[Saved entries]
## Begin
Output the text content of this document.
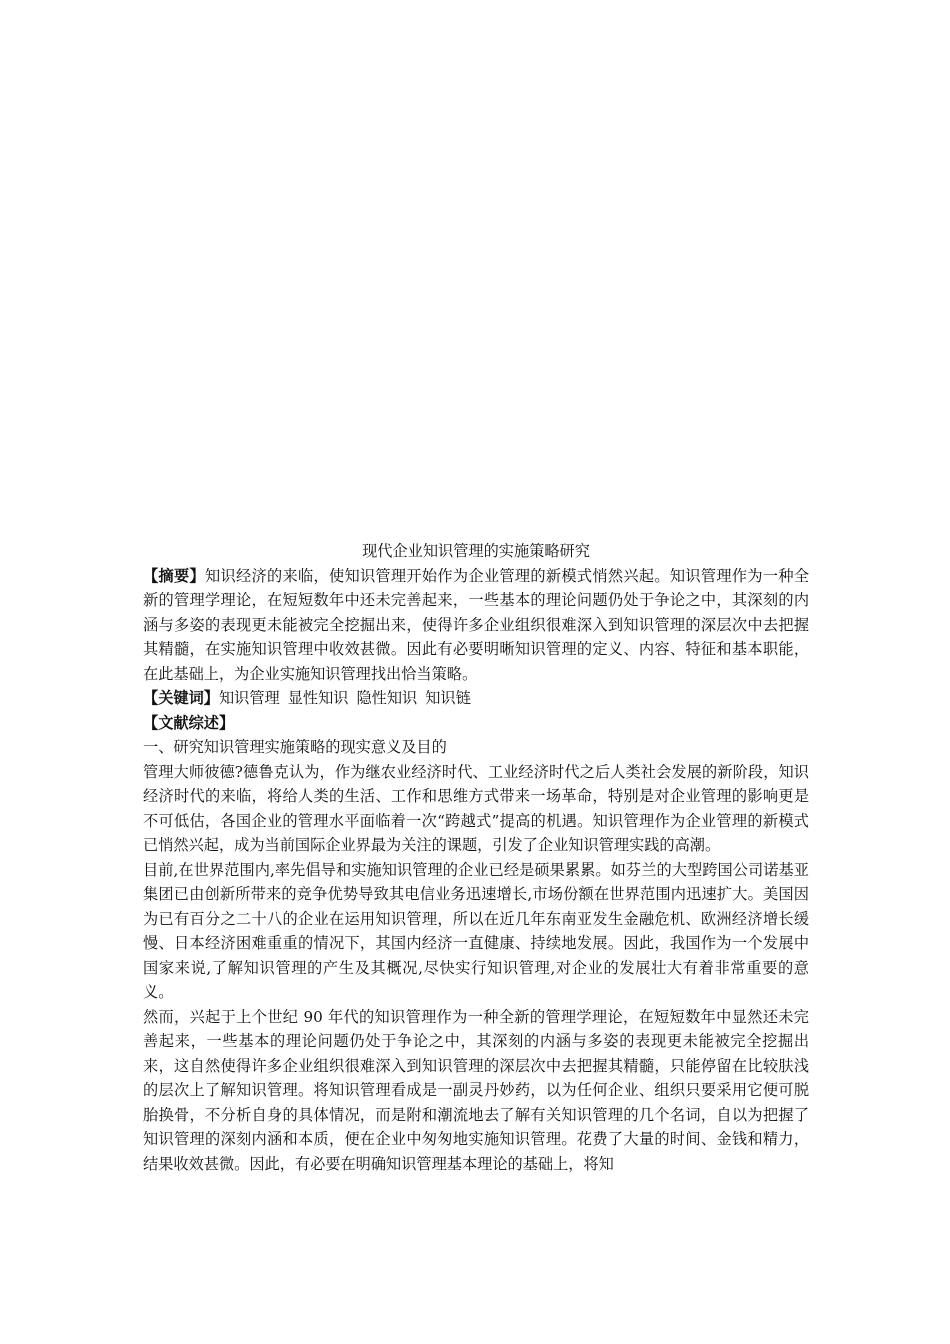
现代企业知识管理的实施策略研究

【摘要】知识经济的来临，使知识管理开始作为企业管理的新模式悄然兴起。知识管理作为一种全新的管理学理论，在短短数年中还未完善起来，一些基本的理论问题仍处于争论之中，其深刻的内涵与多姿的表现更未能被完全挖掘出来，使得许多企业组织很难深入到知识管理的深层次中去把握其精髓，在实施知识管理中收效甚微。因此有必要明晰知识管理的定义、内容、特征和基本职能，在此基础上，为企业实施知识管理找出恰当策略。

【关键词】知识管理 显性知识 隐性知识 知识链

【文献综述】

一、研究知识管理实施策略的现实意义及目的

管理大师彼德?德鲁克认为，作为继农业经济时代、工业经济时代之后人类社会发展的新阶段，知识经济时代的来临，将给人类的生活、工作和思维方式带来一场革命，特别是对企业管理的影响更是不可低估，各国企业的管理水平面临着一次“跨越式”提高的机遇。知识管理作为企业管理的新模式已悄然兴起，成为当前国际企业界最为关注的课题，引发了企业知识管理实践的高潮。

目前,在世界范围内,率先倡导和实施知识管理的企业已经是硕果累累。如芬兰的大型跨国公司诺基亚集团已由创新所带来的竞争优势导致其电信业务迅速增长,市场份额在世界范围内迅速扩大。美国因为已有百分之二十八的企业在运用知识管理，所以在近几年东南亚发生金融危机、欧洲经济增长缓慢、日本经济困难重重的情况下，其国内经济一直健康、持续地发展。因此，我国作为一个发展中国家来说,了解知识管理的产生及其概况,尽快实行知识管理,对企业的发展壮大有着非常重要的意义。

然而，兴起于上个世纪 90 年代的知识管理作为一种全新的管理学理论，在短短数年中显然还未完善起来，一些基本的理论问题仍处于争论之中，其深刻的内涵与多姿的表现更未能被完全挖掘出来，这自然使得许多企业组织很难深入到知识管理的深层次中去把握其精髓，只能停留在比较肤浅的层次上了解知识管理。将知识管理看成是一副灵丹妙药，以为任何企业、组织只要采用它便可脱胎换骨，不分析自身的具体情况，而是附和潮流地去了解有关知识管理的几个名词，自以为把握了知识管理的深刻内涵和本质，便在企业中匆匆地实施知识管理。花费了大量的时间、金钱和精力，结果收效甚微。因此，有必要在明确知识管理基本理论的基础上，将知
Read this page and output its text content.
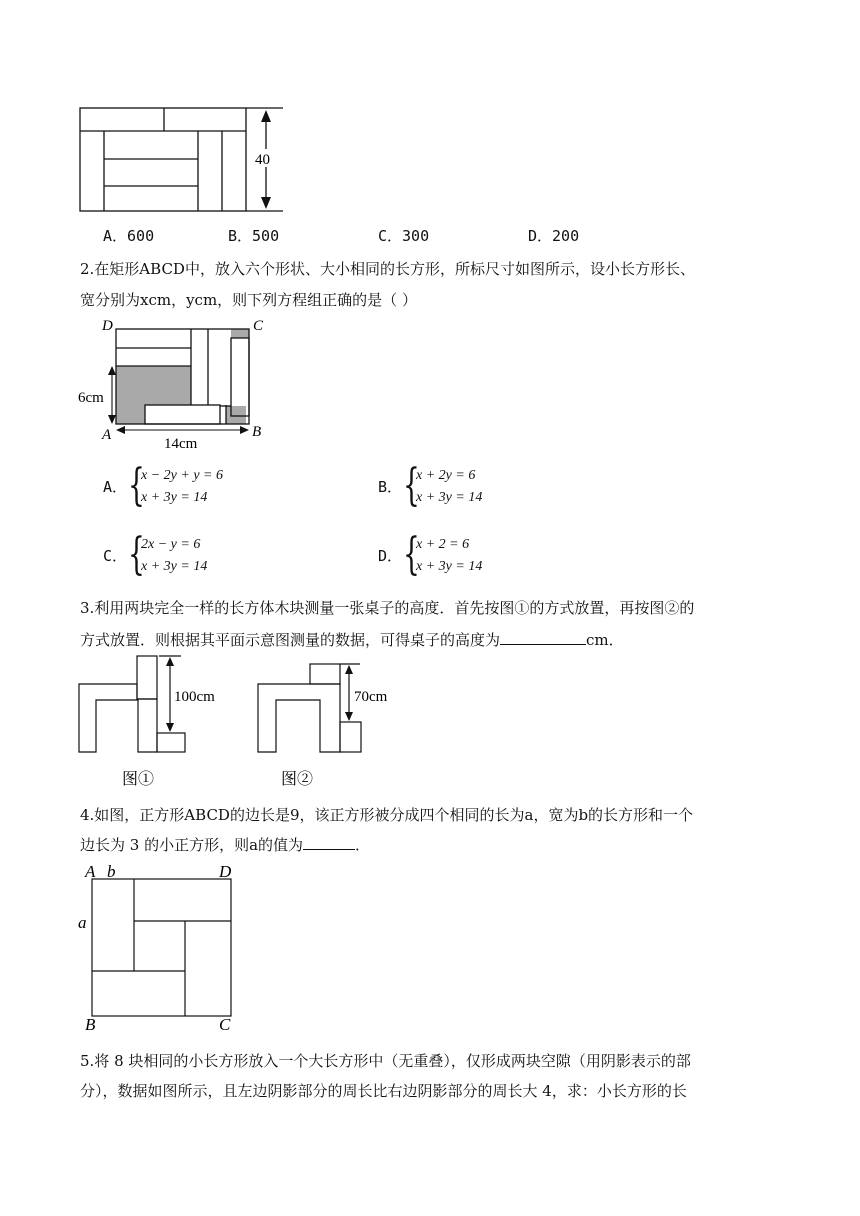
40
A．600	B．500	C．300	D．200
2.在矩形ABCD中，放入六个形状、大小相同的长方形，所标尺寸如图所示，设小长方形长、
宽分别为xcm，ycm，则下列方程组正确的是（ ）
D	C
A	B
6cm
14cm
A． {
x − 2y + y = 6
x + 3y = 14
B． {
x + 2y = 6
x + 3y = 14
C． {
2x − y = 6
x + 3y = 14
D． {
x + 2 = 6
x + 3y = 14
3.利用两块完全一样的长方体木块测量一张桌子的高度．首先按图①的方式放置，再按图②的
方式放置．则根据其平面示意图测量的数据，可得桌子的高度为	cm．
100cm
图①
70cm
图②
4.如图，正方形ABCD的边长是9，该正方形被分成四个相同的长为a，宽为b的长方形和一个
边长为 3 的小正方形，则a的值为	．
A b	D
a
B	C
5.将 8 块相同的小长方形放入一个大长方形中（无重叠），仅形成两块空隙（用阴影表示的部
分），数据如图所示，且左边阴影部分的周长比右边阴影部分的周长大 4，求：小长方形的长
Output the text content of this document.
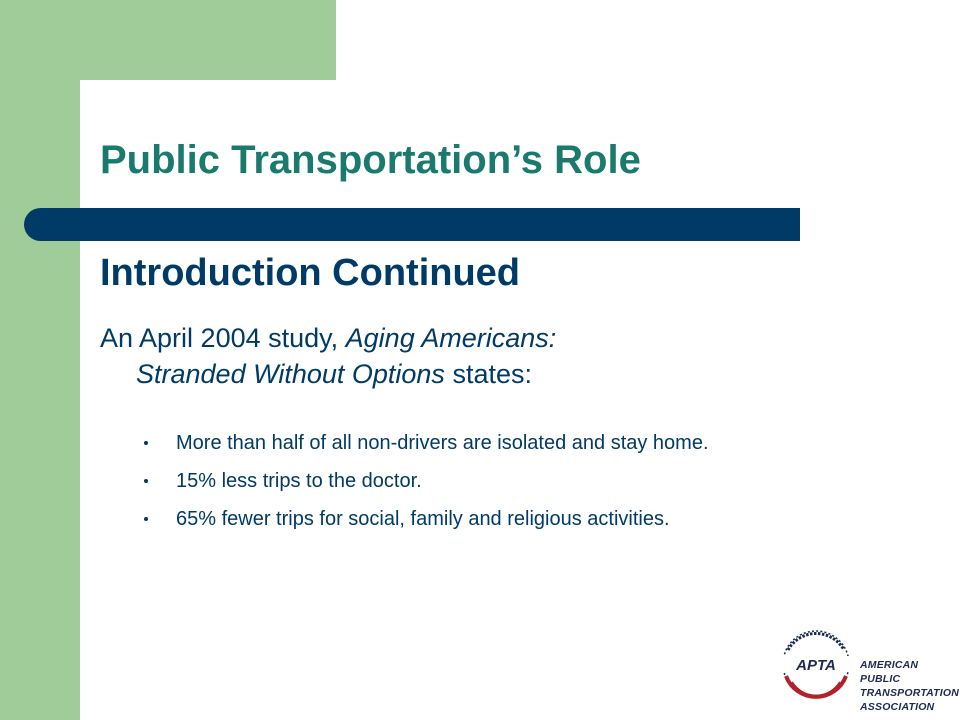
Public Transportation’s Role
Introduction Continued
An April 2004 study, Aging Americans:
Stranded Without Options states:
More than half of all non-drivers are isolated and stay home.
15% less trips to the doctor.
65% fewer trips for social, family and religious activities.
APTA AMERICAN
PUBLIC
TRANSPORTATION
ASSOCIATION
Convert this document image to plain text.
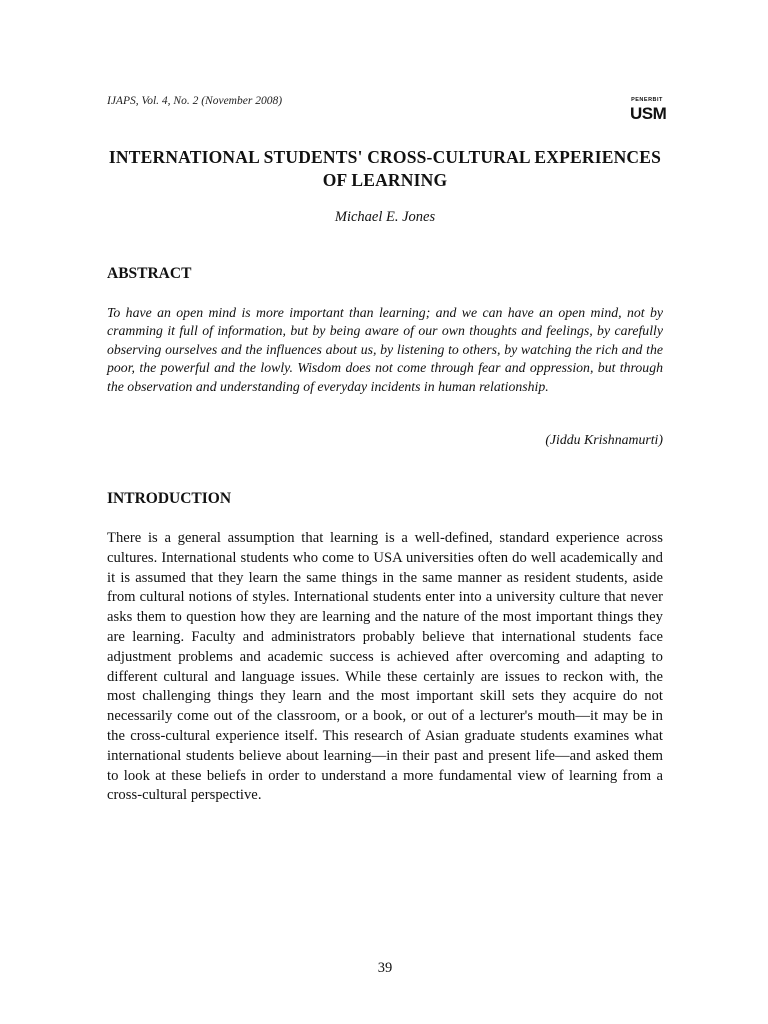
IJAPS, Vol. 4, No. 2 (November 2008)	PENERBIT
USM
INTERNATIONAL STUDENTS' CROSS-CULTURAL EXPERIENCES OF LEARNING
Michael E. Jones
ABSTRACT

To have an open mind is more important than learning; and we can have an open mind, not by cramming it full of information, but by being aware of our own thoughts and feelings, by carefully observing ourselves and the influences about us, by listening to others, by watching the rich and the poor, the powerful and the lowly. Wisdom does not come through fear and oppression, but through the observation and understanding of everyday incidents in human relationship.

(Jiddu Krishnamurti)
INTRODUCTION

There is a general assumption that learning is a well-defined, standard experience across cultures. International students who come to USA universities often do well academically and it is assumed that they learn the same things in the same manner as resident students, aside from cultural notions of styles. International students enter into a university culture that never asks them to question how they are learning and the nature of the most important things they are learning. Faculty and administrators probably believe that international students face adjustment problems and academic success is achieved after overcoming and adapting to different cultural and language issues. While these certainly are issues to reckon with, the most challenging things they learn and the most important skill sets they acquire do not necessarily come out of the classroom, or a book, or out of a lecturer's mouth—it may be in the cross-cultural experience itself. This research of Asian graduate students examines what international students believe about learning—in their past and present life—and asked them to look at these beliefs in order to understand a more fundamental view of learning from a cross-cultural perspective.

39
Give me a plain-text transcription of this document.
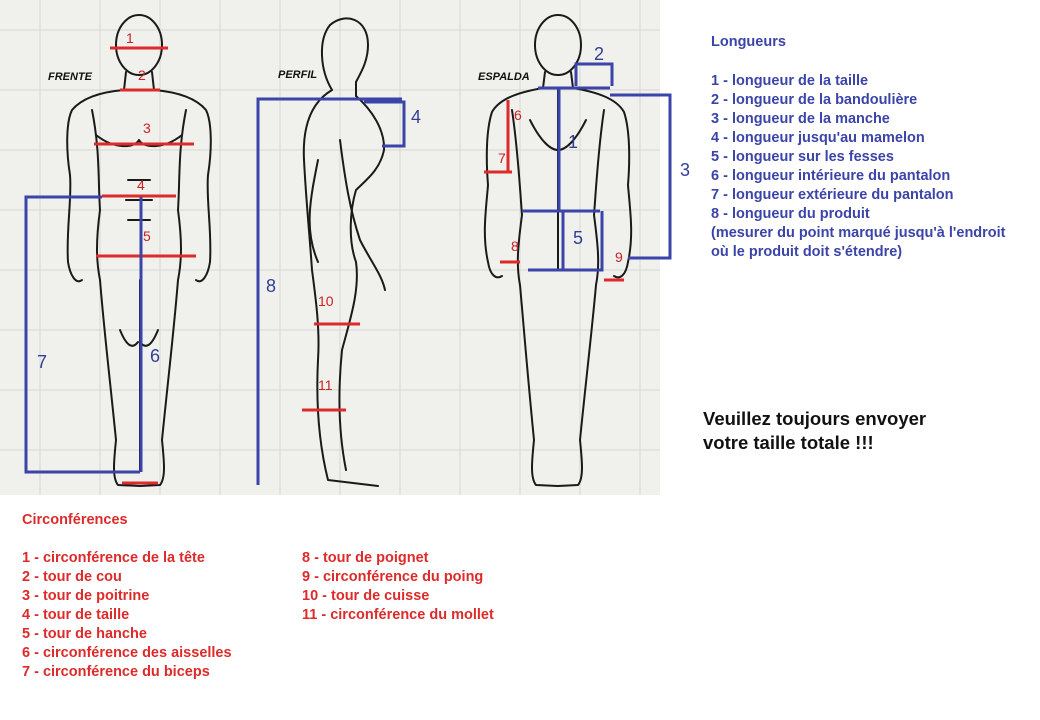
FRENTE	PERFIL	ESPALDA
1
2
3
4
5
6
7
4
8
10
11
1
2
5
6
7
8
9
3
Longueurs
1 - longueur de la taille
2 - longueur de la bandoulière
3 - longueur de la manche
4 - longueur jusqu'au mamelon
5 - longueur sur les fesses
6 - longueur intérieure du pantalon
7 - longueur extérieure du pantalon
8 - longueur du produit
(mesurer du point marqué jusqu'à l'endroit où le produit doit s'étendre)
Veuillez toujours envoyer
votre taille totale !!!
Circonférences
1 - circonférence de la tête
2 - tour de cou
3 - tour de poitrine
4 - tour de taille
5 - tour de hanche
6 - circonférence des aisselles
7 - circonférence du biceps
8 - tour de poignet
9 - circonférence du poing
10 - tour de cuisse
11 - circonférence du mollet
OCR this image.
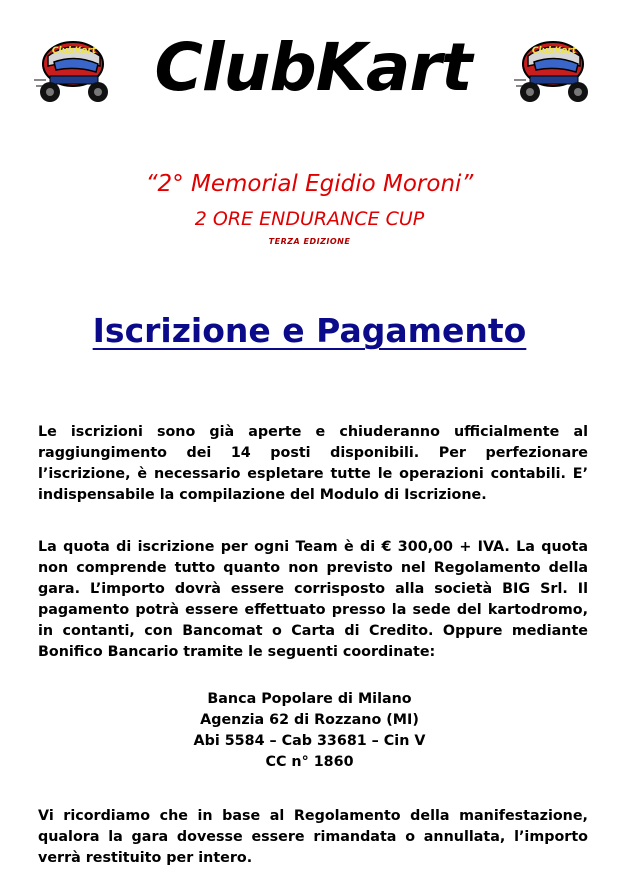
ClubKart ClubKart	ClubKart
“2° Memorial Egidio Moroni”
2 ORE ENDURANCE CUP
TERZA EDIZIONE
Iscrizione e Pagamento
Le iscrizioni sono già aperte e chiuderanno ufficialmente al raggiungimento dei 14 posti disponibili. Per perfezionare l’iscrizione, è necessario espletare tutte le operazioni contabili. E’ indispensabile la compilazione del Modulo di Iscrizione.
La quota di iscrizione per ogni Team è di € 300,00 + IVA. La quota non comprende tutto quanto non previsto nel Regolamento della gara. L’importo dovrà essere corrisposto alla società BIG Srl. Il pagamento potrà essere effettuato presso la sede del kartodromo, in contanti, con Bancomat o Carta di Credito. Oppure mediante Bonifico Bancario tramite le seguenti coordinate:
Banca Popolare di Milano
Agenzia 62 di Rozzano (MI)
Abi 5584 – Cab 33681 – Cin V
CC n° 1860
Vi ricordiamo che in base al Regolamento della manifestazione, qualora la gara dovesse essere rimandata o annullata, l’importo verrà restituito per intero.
## End
What the task asks – Copy out the entries verbatim and leave the images out.

Problem solution –
Output the text content of this document.
现代企业知识管理的实施策略研究

【摘要】知识经济的来临，使知识管理开始作为企业管理的新模式悄然兴起。知识管理作为一种全新的管理学理论，在短短数年中还未完善起来，一些基本的理论问题仍处于争论之中，其深刻的内涵与多姿的表现更未能被完全挖掘出来，使得许多企业组织很难深入到知识管理的深层次中去把握其精髓，在实施知识管理中收效甚微。因此有必要明晰知识管理的定义、内容、特征和基本职能，在此基础上，为企业实施知识管理找出恰当策略。

【关键词】知识管理 显性知识 隐性知识 知识链

【文献综述】

一、研究知识管理实施策略的现实意义及目的

管理大师彼德?德鲁克认为，作为继农业经济时代、工业经济时代之后人类社会发展的新阶段，知识经济时代的来临，将给人类的生活、工作和思维方式带来一场革命，特别是对企业管理的影响更是不可低估，各国企业的管理水平面临着一次“跨越式”提高的机遇。知识管理作为企业管理的新模式已悄然兴起，成为当前国际企业界最为关注的课题，引发了企业知识管理实践的高潮。

目前,在世界范围内,率先倡导和实施知识管理的企业已经是硕果累累。如芬兰的大型跨国公司诺基亚集团已由创新所带来的竞争优势导致其电信业务迅速增长,市场份额在世界范围内迅速扩大。美国因为已有百分之二十八的企业在运用知识管理，所以在近几年东南亚发生金融危机、欧洲经济增长缓慢、日本经济困难重重的情况下，其国内经济一直健康、持续地发展。因此，我国作为一个发展中国家来说,了解知识管理的产生及其概况,尽快实行知识管理,对企业的发展壮大有着非常重要的意义。

然而，兴起于上个世纪 90 年代的知识管理作为一种全新的管理学理论，在短短数年中显然还未完善起来，一些基本的理论问题仍处于争论之中，其深刻的内涵与多姿的表现更未能被完全挖掘出来，这自然使得许多企业组织很难深入到知识管理的深层次中去把握其精髓，只能停留在比较肤浅的层次上了解知识管理。将知识管理看成是一副灵丹妙药，以为任何企业、组织只要采用它便可脱胎换骨，不分析自身的具体情况，而是附和潮流地去了解有关知识管理的几个名词，自以为把握了知识管理的深刻内涵和本质，便在企业中匆匆地实施知识管理。花费了大量的时间、金钱和精力，结果收效甚微。因此，有必要在明确知识管理基本理论的基础上，将知
Read this page and output its text content.
40
A．600	B．500	C．300	D．200
2.在矩形ABCD中，放入六个形状、大小相同的长方形，所标尺寸如图所示，设小长方形长、
宽分别为xcm，ycm，则下列方程组正确的是（ ）
D	C
A	B
6cm
14cm
A． {
x − 2y + y = 6
x + 3y = 14
B． {
x + 2y = 6
x + 3y = 14
C． {
2x − y = 6
x + 3y = 14
D． {
x + 2 = 6
x + 3y = 14
3.利用两块完全一样的长方体木块测量一张桌子的高度．首先按图①的方式放置，再按图②的
方式放置．则根据其平面示意图测量的数据，可得桌子的高度为	cm．
100cm
图①
70cm
图②
4.如图，正方形ABCD的边长是9，该正方形被分成四个相同的长为a，宽为b的长方形和一个
边长为 3 的小正方形，则a的值为	．
A b	D
a
B	C
5.将 8 块相同的小长方形放入一个大长方形中（无重叠），仅形成两块空隙（用阴影表示的部
分），数据如图所示，且左边阴影部分的周长比右边阴影部分的周长大 4，求：小长方形的长
Output the text content of this document.
Public Transportation’s Role
Introduction Continued
An April 2004 study, Aging Americans:
Stranded Without Options states:
More than half of all non-drivers are isolated and stay home.
15% less trips to the doctor.
65% fewer trips for social, family and religious activities.
APTA AMERICAN
PUBLIC
TRANSPORTATION
ASSOCIATION
Convert this document image to plain text.
IJAPS, Vol. 4, No. 2 (November 2008)	PENERBIT
USM
INTERNATIONAL STUDENTS' CROSS-CULTURAL EXPERIENCES OF LEARNING
Michael E. Jones
ABSTRACT

To have an open mind is more important than learning; and we can have an open mind, not by cramming it full of information, but by being aware of our own thoughts and feelings, by carefully observing ourselves and the influences about us, by listening to others, by watching the rich and the poor, the powerful and the lowly. Wisdom does not come through fear and oppression, but through the observation and understanding of everyday incidents in human relationship.

(Jiddu Krishnamurti)
INTRODUCTION

There is a general assumption that learning is a well-defined, standard experience across cultures. International students who come to USA universities often do well academically and it is assumed that they learn the same things in the same manner as resident students, aside from cultural notions of styles. International students enter into a university culture that never asks them to question how they are learning and the nature of the most important things they are learning. Faculty and administrators probably believe that international students face adjustment problems and academic success is achieved after overcoming and adapting to different cultural and language issues. While these certainly are issues to reckon with, the most challenging things they learn and the most important skill sets they acquire do not necessarily come out of the classroom, or a book, or out of a lecturer's mouth—it may be in the cross-cultural experience itself. This research of Asian graduate students examines what international students believe about learning—in their past and present life—and asked them to look at these beliefs in order to understand a more fundamental view of learning from a cross-cultural perspective.

39
Give me a plain-text transcription of this document.
FRENTE	PERFIL	ESPALDA
1
2
3
4
5
6
7
4
8
10
11
1
2
5
6
7
8
9
3
Longueurs
1 - longueur de la taille
2 - longueur de la bandoulière
3 - longueur de la manche
4 - longueur jusqu'au mamelon
5 - longueur sur les fesses
6 - longueur intérieure du pantalon
7 - longueur extérieure du pantalon
8 - longueur du produit
(mesurer du point marqué jusqu'à l'endroit où le produit doit s'étendre)
Veuillez toujours envoyer
votre taille totale !!!
Circonférences
1 - circonférence de la tête
2 - tour de cou
3 - tour de poitrine
4 - tour de taille
5 - tour de hanche
6 - circonférence des aisselles
7 - circonférence du biceps
8 - tour de poignet
9 - circonférence du poing
10 - tour de cuisse
11 - circonférence du mollet
OCR this image.
ClubKart ClubKart	ClubKart
“2° Memorial Egidio Moroni”
2 ORE ENDURANCE CUP
TERZA EDIZIONE
Iscrizione e Pagamento
Le iscrizioni sono già aperte e chiuderanno ufficialmente al raggiungimento dei 14 posti disponibili. Per perfezionare l’iscrizione, è necessario espletare tutte le operazioni contabili. E’ indispensabile la compilazione del Modulo di Iscrizione.
La quota di iscrizione per ogni Team è di € 300,00 + IVA. La quota non comprende tutto quanto non previsto nel Regolamento della gara. L’importo dovrà essere corrisposto alla società BIG Srl. Il pagamento potrà essere effettuato presso la sede del kartodromo, in contanti, con Bancomat o Carta di Credito. Oppure mediante Bonifico Bancario tramite le seguenti coordinate:
Banca Popolare di Milano
Agenzia 62 di Rozzano (MI)
Abi 5584 – Cab 33681 – Cin V
CC n° 1860
Vi ricordiamo che in base al Regolamento della manifestazione, qualora la gara dovesse essere rimandata o annullata, l’importo verrà restituito per intero.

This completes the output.